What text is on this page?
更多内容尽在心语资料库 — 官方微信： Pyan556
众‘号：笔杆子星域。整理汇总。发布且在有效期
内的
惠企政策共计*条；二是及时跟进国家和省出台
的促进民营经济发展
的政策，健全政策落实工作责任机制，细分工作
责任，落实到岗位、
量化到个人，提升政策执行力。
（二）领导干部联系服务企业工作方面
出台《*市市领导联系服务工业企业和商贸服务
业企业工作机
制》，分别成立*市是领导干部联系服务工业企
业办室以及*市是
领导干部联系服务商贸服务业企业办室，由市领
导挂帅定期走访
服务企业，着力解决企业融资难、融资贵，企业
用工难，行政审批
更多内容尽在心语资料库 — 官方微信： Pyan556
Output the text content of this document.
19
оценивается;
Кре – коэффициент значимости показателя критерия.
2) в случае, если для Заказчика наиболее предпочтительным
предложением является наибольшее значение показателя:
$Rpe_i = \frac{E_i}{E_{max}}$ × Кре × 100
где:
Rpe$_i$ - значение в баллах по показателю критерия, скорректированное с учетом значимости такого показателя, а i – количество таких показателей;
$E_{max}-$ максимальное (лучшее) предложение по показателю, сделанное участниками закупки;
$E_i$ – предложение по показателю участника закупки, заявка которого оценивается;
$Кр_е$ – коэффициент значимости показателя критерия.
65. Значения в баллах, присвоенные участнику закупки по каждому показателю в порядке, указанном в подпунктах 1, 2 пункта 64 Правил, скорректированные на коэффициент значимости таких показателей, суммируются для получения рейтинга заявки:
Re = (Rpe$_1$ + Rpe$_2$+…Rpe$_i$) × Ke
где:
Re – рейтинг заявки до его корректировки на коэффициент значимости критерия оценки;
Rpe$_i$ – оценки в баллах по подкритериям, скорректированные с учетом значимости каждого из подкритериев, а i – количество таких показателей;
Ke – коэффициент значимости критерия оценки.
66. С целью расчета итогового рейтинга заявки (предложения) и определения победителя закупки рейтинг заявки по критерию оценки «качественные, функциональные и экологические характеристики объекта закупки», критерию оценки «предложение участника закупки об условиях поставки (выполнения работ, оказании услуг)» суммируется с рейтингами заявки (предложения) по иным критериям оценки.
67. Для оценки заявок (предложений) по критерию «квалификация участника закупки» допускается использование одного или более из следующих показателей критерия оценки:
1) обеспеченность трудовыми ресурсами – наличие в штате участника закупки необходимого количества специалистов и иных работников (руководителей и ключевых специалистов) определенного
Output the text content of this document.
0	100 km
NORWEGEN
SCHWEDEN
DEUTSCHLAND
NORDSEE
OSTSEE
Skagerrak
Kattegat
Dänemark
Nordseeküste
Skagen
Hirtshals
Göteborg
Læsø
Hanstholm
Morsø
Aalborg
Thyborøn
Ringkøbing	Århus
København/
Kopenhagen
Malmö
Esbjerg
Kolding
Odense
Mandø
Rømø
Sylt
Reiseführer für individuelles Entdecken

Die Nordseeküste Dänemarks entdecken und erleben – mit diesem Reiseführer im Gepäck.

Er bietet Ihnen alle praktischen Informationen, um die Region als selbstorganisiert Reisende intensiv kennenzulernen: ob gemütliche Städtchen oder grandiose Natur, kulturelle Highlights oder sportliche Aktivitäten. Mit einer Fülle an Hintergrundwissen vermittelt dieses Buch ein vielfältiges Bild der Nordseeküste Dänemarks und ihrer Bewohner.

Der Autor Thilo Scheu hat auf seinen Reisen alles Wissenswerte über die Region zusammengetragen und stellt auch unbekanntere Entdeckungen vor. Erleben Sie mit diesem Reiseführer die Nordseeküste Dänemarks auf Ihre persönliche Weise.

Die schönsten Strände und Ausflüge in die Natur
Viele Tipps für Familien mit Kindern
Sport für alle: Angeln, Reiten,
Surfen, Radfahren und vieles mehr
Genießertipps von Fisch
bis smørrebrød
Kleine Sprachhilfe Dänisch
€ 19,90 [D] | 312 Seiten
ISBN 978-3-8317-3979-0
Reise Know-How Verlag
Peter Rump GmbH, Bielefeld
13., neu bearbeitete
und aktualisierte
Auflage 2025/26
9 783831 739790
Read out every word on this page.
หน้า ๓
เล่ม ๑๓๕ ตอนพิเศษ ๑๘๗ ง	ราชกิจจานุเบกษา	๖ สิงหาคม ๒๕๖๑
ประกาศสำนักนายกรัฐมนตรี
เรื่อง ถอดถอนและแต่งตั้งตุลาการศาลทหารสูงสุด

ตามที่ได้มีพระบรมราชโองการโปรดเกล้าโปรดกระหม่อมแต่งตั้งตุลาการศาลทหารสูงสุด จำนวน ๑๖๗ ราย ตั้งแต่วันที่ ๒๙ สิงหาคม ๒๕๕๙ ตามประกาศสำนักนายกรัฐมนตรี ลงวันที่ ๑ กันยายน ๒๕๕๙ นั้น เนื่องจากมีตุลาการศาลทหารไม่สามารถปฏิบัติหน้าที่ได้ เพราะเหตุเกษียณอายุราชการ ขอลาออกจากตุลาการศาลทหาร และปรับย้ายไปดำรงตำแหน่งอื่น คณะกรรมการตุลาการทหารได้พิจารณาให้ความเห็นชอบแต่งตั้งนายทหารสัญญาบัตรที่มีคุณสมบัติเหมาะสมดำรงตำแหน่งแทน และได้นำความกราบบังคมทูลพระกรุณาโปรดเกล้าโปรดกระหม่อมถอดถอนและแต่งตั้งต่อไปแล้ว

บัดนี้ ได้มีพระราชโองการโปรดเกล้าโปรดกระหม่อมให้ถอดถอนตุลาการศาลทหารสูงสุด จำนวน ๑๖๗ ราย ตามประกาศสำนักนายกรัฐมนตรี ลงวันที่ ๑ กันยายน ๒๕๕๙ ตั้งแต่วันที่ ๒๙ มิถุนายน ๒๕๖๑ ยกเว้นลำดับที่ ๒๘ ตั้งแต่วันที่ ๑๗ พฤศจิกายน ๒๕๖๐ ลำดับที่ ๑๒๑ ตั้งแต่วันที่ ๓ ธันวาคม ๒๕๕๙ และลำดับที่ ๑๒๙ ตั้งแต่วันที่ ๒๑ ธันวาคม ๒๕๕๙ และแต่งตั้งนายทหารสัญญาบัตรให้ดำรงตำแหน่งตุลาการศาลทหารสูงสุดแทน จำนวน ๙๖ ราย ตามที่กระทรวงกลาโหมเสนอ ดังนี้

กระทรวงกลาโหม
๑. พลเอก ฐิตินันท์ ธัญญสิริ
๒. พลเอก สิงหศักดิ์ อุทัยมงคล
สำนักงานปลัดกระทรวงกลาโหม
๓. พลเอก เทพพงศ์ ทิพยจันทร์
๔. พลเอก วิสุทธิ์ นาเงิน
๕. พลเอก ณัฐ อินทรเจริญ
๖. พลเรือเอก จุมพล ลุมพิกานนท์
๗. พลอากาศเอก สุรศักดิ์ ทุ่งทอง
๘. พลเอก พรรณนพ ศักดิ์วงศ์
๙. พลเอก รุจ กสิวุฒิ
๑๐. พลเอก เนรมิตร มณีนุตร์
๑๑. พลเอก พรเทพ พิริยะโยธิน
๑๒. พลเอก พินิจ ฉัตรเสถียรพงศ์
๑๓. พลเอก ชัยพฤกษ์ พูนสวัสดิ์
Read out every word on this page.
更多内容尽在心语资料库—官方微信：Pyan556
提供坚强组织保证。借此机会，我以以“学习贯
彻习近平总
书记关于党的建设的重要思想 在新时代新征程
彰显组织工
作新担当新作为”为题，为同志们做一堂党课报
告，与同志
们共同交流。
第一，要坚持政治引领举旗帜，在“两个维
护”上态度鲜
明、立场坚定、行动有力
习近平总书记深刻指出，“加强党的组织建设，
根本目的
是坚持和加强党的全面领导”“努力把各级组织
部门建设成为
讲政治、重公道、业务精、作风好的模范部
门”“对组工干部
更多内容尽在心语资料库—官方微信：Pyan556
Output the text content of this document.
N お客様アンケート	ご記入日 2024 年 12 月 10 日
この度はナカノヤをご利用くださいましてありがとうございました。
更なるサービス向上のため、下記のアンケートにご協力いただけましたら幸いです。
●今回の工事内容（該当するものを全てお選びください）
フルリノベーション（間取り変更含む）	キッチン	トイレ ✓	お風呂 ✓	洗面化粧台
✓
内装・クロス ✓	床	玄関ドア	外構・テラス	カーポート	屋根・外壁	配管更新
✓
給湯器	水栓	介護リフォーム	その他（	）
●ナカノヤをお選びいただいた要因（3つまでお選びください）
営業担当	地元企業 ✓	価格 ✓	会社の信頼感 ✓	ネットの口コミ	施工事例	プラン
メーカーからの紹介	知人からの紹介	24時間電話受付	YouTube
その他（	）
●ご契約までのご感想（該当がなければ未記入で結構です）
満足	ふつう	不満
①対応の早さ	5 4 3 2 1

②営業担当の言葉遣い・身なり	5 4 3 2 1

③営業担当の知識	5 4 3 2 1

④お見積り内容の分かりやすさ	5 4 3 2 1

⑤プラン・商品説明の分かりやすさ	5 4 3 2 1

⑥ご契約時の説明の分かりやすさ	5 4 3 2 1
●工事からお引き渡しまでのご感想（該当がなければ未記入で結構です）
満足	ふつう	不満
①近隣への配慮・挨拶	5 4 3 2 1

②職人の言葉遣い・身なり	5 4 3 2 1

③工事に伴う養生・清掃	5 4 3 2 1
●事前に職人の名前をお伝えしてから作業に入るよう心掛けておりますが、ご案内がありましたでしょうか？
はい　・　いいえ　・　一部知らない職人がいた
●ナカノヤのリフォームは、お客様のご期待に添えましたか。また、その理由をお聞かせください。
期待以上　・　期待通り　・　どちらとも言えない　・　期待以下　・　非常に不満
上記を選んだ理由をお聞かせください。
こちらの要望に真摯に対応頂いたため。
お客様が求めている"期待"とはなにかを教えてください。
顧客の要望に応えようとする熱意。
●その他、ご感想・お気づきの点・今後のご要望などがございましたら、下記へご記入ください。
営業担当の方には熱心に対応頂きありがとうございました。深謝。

####################

### [Challenge]
Among the records above, find each line holding the string "критерию" and pull it out.

### [The answer]
66. С целью расчета итогового рейтинга заявки (предложения) и определения победителя закупки рейтинг заявки по критерию оценки «качественные, функциональные и экологические характеристики объекта закупки», критерию оценки «предложение участника закупки об условиях поставки (выполнения работ, оказании услуг)» суммируется с рейтингами заявки (предложения) по иным критериям оценки.
67. Для оценки заявок (предложений) по критерию «квалификация участника закупки» допускается использование одного или более из следующих показателей критерия оценки:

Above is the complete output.